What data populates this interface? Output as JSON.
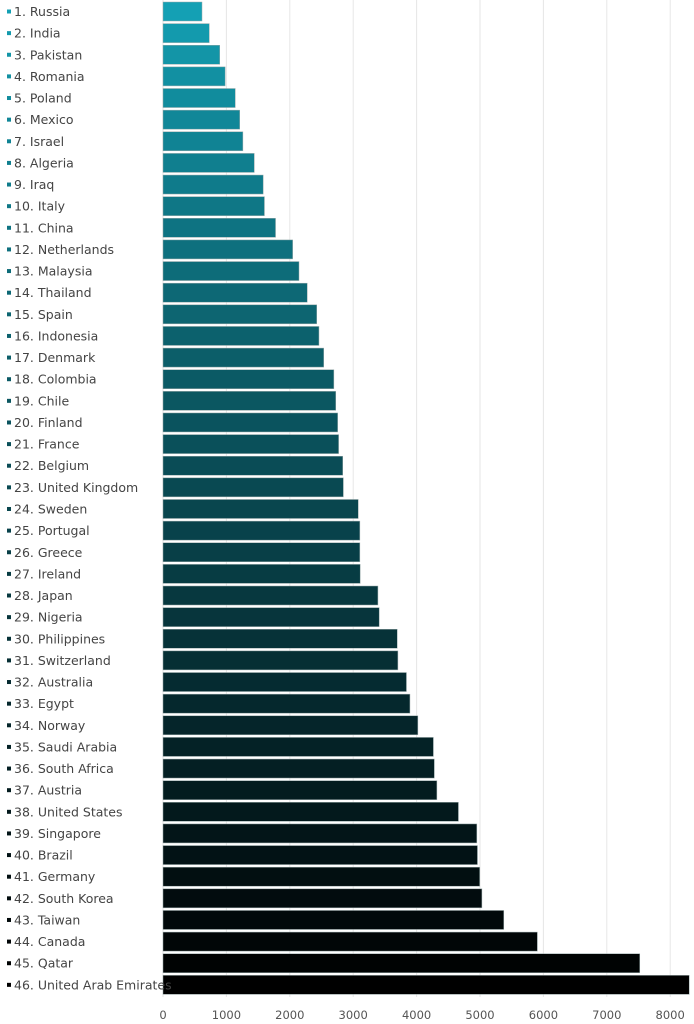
{
  "chart_data": {
    "type": "bar",
    "orientation": "horizontal",
    "title": "",
    "xlabel": "",
    "ylabel": "",
    "xlim": [
      0,
      8300
    ],
    "grid": true,
    "legend": "none",
    "x_ticks": [
      "0",
      "1000",
      "2000",
      "3000",
      "4000",
      "5000",
      "6000",
      "7000",
      "8000"
    ],
    "colors": {
      "start": "#14a0b4",
      "end": "#000000"
    },
    "categories": [
      "1. Russia",
      "2. India",
      "3. Pakistan",
      "4. Romania",
      "5. Poland",
      "6. Mexico",
      "7. Israel",
      "8. Algeria",
      "9. Iraq",
      "10. Italy",
      "11. China",
      "12. Netherlands",
      "13. Malaysia",
      "14. Thailand",
      "15. Spain",
      "16. Indonesia",
      "17. Denmark",
      "18. Colombia",
      "19. Chile",
      "20. Finland",
      "21. France",
      "22. Belgium",
      "23. United Kingdom",
      "24. Sweden",
      "25. Portugal",
      "26. Greece",
      "27. Ireland",
      "28. Japan",
      "29. Nigeria",
      "30. Philippines",
      "31. Switzerland",
      "32. Australia",
      "33. Egypt",
      "34. Norway",
      "35. Saudi Arabia",
      "36. South Africa",
      "37. Austria",
      "38. United States",
      "39. Singapore",
      "40. Brazil",
      "41. Germany",
      "42. South Korea",
      "43. Taiwan",
      "44. Canada",
      "45. Qatar",
      "46. United Arab Emirates"
    ],
    "values": [
      615,
      730,
      895,
      980,
      1140,
      1210,
      1260,
      1440,
      1580,
      1600,
      1775,
      2045,
      2145,
      2275,
      2425,
      2460,
      2535,
      2695,
      2725,
      2755,
      2770,
      2835,
      2845,
      3080,
      3105,
      3105,
      3110,
      3390,
      3410,
      3695,
      3705,
      3840,
      3895,
      4020,
      4265,
      4280,
      4320,
      4660,
      4950,
      4960,
      4995,
      5030,
      5375,
      5905,
      7520,
      8300
    ]
  }
}
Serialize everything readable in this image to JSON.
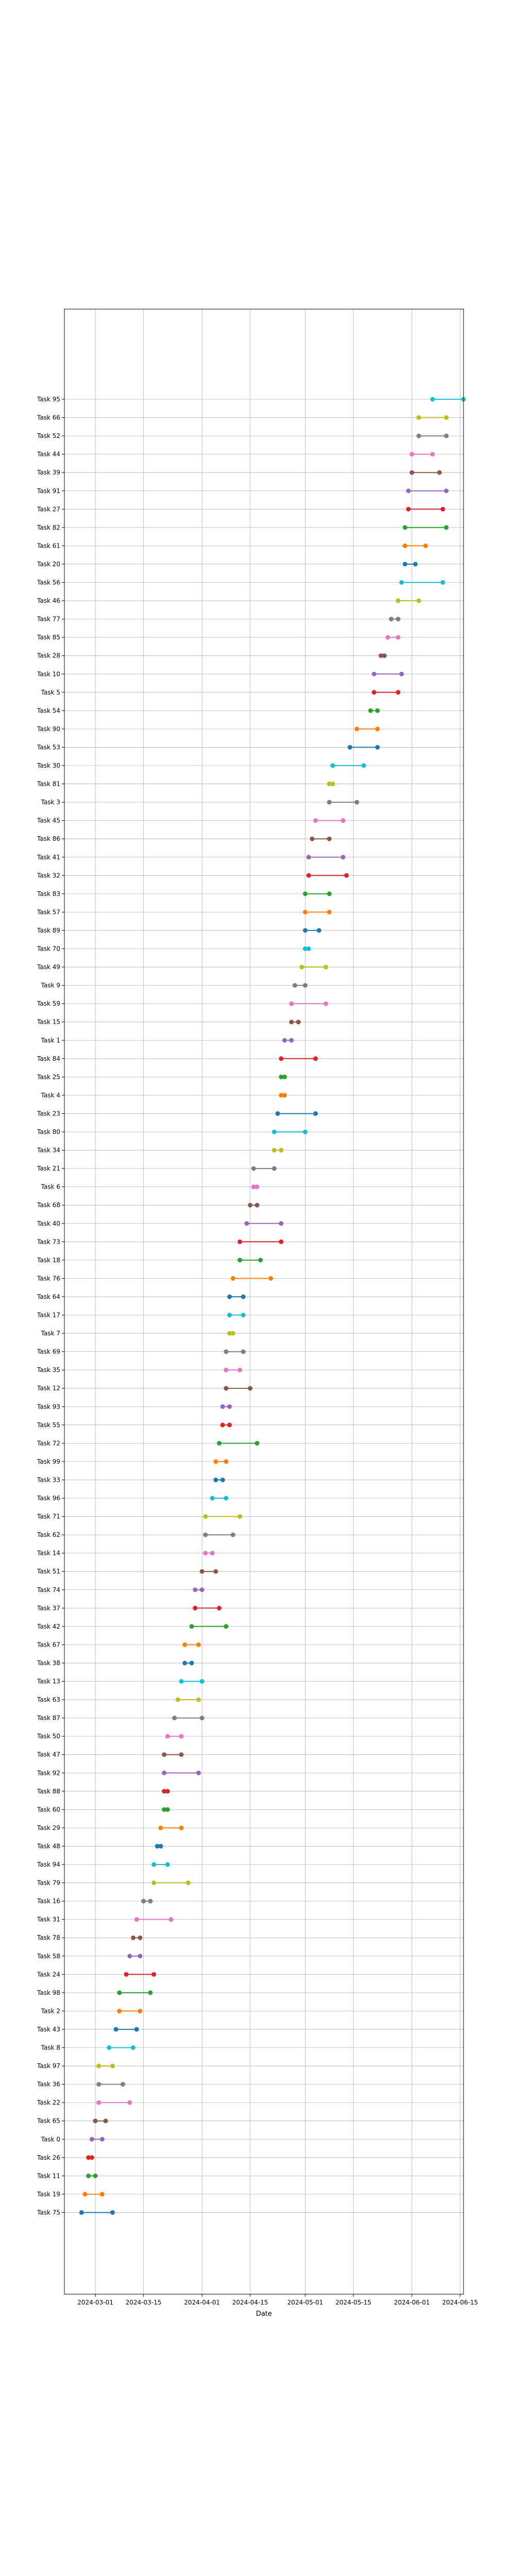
{
  "chart_data": {
    "type": "dumbbell",
    "title": "",
    "xlabel": "Date",
    "ylabel": "",
    "grid": true,
    "xlim": [
      "2024-02-21",
      "2024-06-16"
    ],
    "x_ticks": [
      "2024-03-01",
      "2024-03-15",
      "2024-04-01",
      "2024-04-15",
      "2024-05-01",
      "2024-05-15",
      "2024-06-01",
      "2024-06-15"
    ],
    "tasks": [
      {
        "name": "Task 75",
        "start": "2024-02-26",
        "end": "2024-03-06",
        "color": "#1f77b4"
      },
      {
        "name": "Task 19",
        "start": "2024-02-27",
        "end": "2024-03-03",
        "color": "#ff7f0e"
      },
      {
        "name": "Task 11",
        "start": "2024-02-28",
        "end": "2024-03-01",
        "color": "#2ca02c"
      },
      {
        "name": "Task 26",
        "start": "2024-02-28",
        "end": "2024-02-29",
        "color": "#d62728"
      },
      {
        "name": "Task 0",
        "start": "2024-02-29",
        "end": "2024-03-03",
        "color": "#9467bd"
      },
      {
        "name": "Task 65",
        "start": "2024-03-01",
        "end": "2024-03-04",
        "color": "#8c564b"
      },
      {
        "name": "Task 22",
        "start": "2024-03-02",
        "end": "2024-03-11",
        "color": "#e377c2"
      },
      {
        "name": "Task 36",
        "start": "2024-03-02",
        "end": "2024-03-09",
        "color": "#7f7f7f"
      },
      {
        "name": "Task 97",
        "start": "2024-03-02",
        "end": "2024-03-06",
        "color": "#bcbd22"
      },
      {
        "name": "Task 8",
        "start": "2024-03-05",
        "end": "2024-03-12",
        "color": "#17becf"
      },
      {
        "name": "Task 43",
        "start": "2024-03-07",
        "end": "2024-03-13",
        "color": "#1f77b4"
      },
      {
        "name": "Task 2",
        "start": "2024-03-08",
        "end": "2024-03-14",
        "color": "#ff7f0e"
      },
      {
        "name": "Task 98",
        "start": "2024-03-08",
        "end": "2024-03-17",
        "color": "#2ca02c"
      },
      {
        "name": "Task 24",
        "start": "2024-03-10",
        "end": "2024-03-18",
        "color": "#d62728"
      },
      {
        "name": "Task 58",
        "start": "2024-03-11",
        "end": "2024-03-14",
        "color": "#9467bd"
      },
      {
        "name": "Task 78",
        "start": "2024-03-12",
        "end": "2024-03-14",
        "color": "#8c564b"
      },
      {
        "name": "Task 31",
        "start": "2024-03-13",
        "end": "2024-03-23",
        "color": "#e377c2"
      },
      {
        "name": "Task 16",
        "start": "2024-03-15",
        "end": "2024-03-17",
        "color": "#7f7f7f"
      },
      {
        "name": "Task 79",
        "start": "2024-03-18",
        "end": "2024-03-28",
        "color": "#bcbd22"
      },
      {
        "name": "Task 94",
        "start": "2024-03-18",
        "end": "2024-03-22",
        "color": "#17becf"
      },
      {
        "name": "Task 48",
        "start": "2024-03-19",
        "end": "2024-03-20",
        "color": "#1f77b4"
      },
      {
        "name": "Task 29",
        "start": "2024-03-20",
        "end": "2024-03-26",
        "color": "#ff7f0e"
      },
      {
        "name": "Task 60",
        "start": "2024-03-21",
        "end": "2024-03-22",
        "color": "#2ca02c"
      },
      {
        "name": "Task 88",
        "start": "2024-03-21",
        "end": "2024-03-22",
        "color": "#d62728"
      },
      {
        "name": "Task 92",
        "start": "2024-03-21",
        "end": "2024-03-31",
        "color": "#9467bd"
      },
      {
        "name": "Task 47",
        "start": "2024-03-21",
        "end": "2024-03-26",
        "color": "#8c564b"
      },
      {
        "name": "Task 50",
        "start": "2024-03-22",
        "end": "2024-03-26",
        "color": "#e377c2"
      },
      {
        "name": "Task 87",
        "start": "2024-03-24",
        "end": "2024-04-01",
        "color": "#7f7f7f"
      },
      {
        "name": "Task 63",
        "start": "2024-03-25",
        "end": "2024-03-31",
        "color": "#bcbd22"
      },
      {
        "name": "Task 13",
        "start": "2024-03-26",
        "end": "2024-04-01",
        "color": "#17becf"
      },
      {
        "name": "Task 38",
        "start": "2024-03-27",
        "end": "2024-03-29",
        "color": "#1f77b4"
      },
      {
        "name": "Task 67",
        "start": "2024-03-27",
        "end": "2024-03-31",
        "color": "#ff7f0e"
      },
      {
        "name": "Task 42",
        "start": "2024-03-29",
        "end": "2024-04-08",
        "color": "#2ca02c"
      },
      {
        "name": "Task 37",
        "start": "2024-03-30",
        "end": "2024-04-06",
        "color": "#d62728"
      },
      {
        "name": "Task 74",
        "start": "2024-03-30",
        "end": "2024-04-01",
        "color": "#9467bd"
      },
      {
        "name": "Task 51",
        "start": "2024-04-01",
        "end": "2024-04-05",
        "color": "#8c564b"
      },
      {
        "name": "Task 14",
        "start": "2024-04-02",
        "end": "2024-04-04",
        "color": "#e377c2"
      },
      {
        "name": "Task 62",
        "start": "2024-04-02",
        "end": "2024-04-10",
        "color": "#7f7f7f"
      },
      {
        "name": "Task 71",
        "start": "2024-04-02",
        "end": "2024-04-12",
        "color": "#bcbd22"
      },
      {
        "name": "Task 96",
        "start": "2024-04-04",
        "end": "2024-04-08",
        "color": "#17becf"
      },
      {
        "name": "Task 33",
        "start": "2024-04-05",
        "end": "2024-04-07",
        "color": "#1f77b4"
      },
      {
        "name": "Task 99",
        "start": "2024-04-05",
        "end": "2024-04-08",
        "color": "#ff7f0e"
      },
      {
        "name": "Task 72",
        "start": "2024-04-06",
        "end": "2024-04-17",
        "color": "#2ca02c"
      },
      {
        "name": "Task 55",
        "start": "2024-04-07",
        "end": "2024-04-09",
        "color": "#d62728"
      },
      {
        "name": "Task 93",
        "start": "2024-04-07",
        "end": "2024-04-09",
        "color": "#9467bd"
      },
      {
        "name": "Task 12",
        "start": "2024-04-08",
        "end": "2024-04-15",
        "color": "#8c564b"
      },
      {
        "name": "Task 35",
        "start": "2024-04-08",
        "end": "2024-04-12",
        "color": "#e377c2"
      },
      {
        "name": "Task 69",
        "start": "2024-04-08",
        "end": "2024-04-13",
        "color": "#7f7f7f"
      },
      {
        "name": "Task 7",
        "start": "2024-04-09",
        "end": "2024-04-10",
        "color": "#bcbd22"
      },
      {
        "name": "Task 17",
        "start": "2024-04-09",
        "end": "2024-04-13",
        "color": "#17becf"
      },
      {
        "name": "Task 64",
        "start": "2024-04-09",
        "end": "2024-04-13",
        "color": "#1f77b4"
      },
      {
        "name": "Task 76",
        "start": "2024-04-10",
        "end": "2024-04-21",
        "color": "#ff7f0e"
      },
      {
        "name": "Task 18",
        "start": "2024-04-12",
        "end": "2024-04-18",
        "color": "#2ca02c"
      },
      {
        "name": "Task 73",
        "start": "2024-04-12",
        "end": "2024-04-24",
        "color": "#d62728"
      },
      {
        "name": "Task 40",
        "start": "2024-04-14",
        "end": "2024-04-24",
        "color": "#9467bd"
      },
      {
        "name": "Task 68",
        "start": "2024-04-15",
        "end": "2024-04-17",
        "color": "#8c564b"
      },
      {
        "name": "Task 6",
        "start": "2024-04-16",
        "end": "2024-04-17",
        "color": "#e377c2"
      },
      {
        "name": "Task 21",
        "start": "2024-04-16",
        "end": "2024-04-22",
        "color": "#7f7f7f"
      },
      {
        "name": "Task 34",
        "start": "2024-04-22",
        "end": "2024-04-24",
        "color": "#bcbd22"
      },
      {
        "name": "Task 80",
        "start": "2024-04-22",
        "end": "2024-05-01",
        "color": "#17becf"
      },
      {
        "name": "Task 23",
        "start": "2024-04-23",
        "end": "2024-05-04",
        "color": "#1f77b4"
      },
      {
        "name": "Task 4",
        "start": "2024-04-24",
        "end": "2024-04-25",
        "color": "#ff7f0e"
      },
      {
        "name": "Task 25",
        "start": "2024-04-24",
        "end": "2024-04-25",
        "color": "#2ca02c"
      },
      {
        "name": "Task 84",
        "start": "2024-04-24",
        "end": "2024-05-04",
        "color": "#d62728"
      },
      {
        "name": "Task 1",
        "start": "2024-04-25",
        "end": "2024-04-27",
        "color": "#9467bd"
      },
      {
        "name": "Task 15",
        "start": "2024-04-27",
        "end": "2024-04-29",
        "color": "#8c564b"
      },
      {
        "name": "Task 59",
        "start": "2024-04-27",
        "end": "2024-05-07",
        "color": "#e377c2"
      },
      {
        "name": "Task 9",
        "start": "2024-04-28",
        "end": "2024-05-01",
        "color": "#7f7f7f"
      },
      {
        "name": "Task 49",
        "start": "2024-04-30",
        "end": "2024-05-07",
        "color": "#bcbd22"
      },
      {
        "name": "Task 70",
        "start": "2024-05-01",
        "end": "2024-05-02",
        "color": "#17becf"
      },
      {
        "name": "Task 89",
        "start": "2024-05-01",
        "end": "2024-05-05",
        "color": "#1f77b4"
      },
      {
        "name": "Task 57",
        "start": "2024-05-01",
        "end": "2024-05-08",
        "color": "#ff7f0e"
      },
      {
        "name": "Task 83",
        "start": "2024-05-01",
        "end": "2024-05-08",
        "color": "#2ca02c"
      },
      {
        "name": "Task 32",
        "start": "2024-05-02",
        "end": "2024-05-13",
        "color": "#d62728"
      },
      {
        "name": "Task 41",
        "start": "2024-05-02",
        "end": "2024-05-12",
        "color": "#9467bd"
      },
      {
        "name": "Task 86",
        "start": "2024-05-03",
        "end": "2024-05-08",
        "color": "#8c564b"
      },
      {
        "name": "Task 45",
        "start": "2024-05-04",
        "end": "2024-05-12",
        "color": "#e377c2"
      },
      {
        "name": "Task 3",
        "start": "2024-05-08",
        "end": "2024-05-16",
        "color": "#7f7f7f"
      },
      {
        "name": "Task 81",
        "start": "2024-05-08",
        "end": "2024-05-09",
        "color": "#bcbd22"
      },
      {
        "name": "Task 30",
        "start": "2024-05-09",
        "end": "2024-05-18",
        "color": "#17becf"
      },
      {
        "name": "Task 53",
        "start": "2024-05-14",
        "end": "2024-05-22",
        "color": "#1f77b4"
      },
      {
        "name": "Task 90",
        "start": "2024-05-16",
        "end": "2024-05-22",
        "color": "#ff7f0e"
      },
      {
        "name": "Task 54",
        "start": "2024-05-20",
        "end": "2024-05-22",
        "color": "#2ca02c"
      },
      {
        "name": "Task 5",
        "start": "2024-05-21",
        "end": "2024-05-28",
        "color": "#d62728"
      },
      {
        "name": "Task 10",
        "start": "2024-05-21",
        "end": "2024-05-29",
        "color": "#9467bd"
      },
      {
        "name": "Task 28",
        "start": "2024-05-23",
        "end": "2024-05-24",
        "color": "#8c564b"
      },
      {
        "name": "Task 85",
        "start": "2024-05-25",
        "end": "2024-05-28",
        "color": "#e377c2"
      },
      {
        "name": "Task 77",
        "start": "2024-05-26",
        "end": "2024-05-28",
        "color": "#7f7f7f"
      },
      {
        "name": "Task 46",
        "start": "2024-05-28",
        "end": "2024-06-03",
        "color": "#bcbd22"
      },
      {
        "name": "Task 56",
        "start": "2024-05-29",
        "end": "2024-06-10",
        "color": "#17becf"
      },
      {
        "name": "Task 20",
        "start": "2024-05-30",
        "end": "2024-06-02",
        "color": "#1f77b4"
      },
      {
        "name": "Task 61",
        "start": "2024-05-30",
        "end": "2024-06-05",
        "color": "#ff7f0e"
      },
      {
        "name": "Task 82",
        "start": "2024-05-30",
        "end": "2024-06-11",
        "color": "#2ca02c"
      },
      {
        "name": "Task 27",
        "start": "2024-05-31",
        "end": "2024-06-10",
        "color": "#d62728"
      },
      {
        "name": "Task 91",
        "start": "2024-05-31",
        "end": "2024-06-11",
        "color": "#9467bd"
      },
      {
        "name": "Task 39",
        "start": "2024-06-01",
        "end": "2024-06-09",
        "color": "#8c564b"
      },
      {
        "name": "Task 44",
        "start": "2024-06-01",
        "end": "2024-06-07",
        "color": "#e377c2"
      },
      {
        "name": "Task 52",
        "start": "2024-06-03",
        "end": "2024-06-11",
        "color": "#7f7f7f"
      },
      {
        "name": "Task 66",
        "start": "2024-06-03",
        "end": "2024-06-11",
        "color": "#bcbd22"
      },
      {
        "name": "Task 95",
        "start": "2024-06-07",
        "end": "2024-06-16",
        "color": "#17becf"
      }
    ]
  }
}
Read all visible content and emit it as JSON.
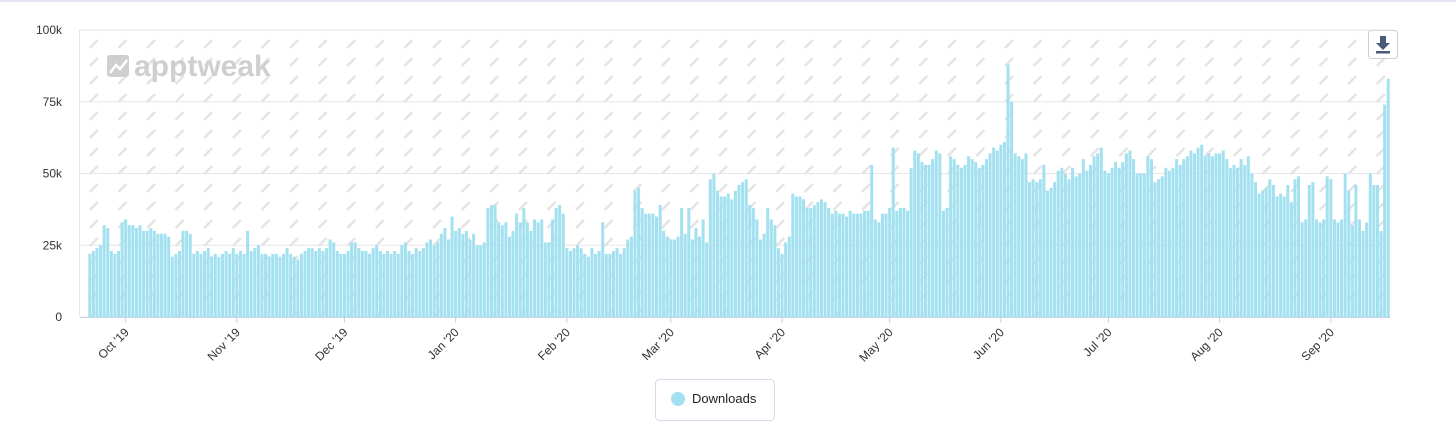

________________

THE REQUEST>
In the entries above, some lines may contain the string "United"; report how many, without additional comment.

RESULT BELOW>
3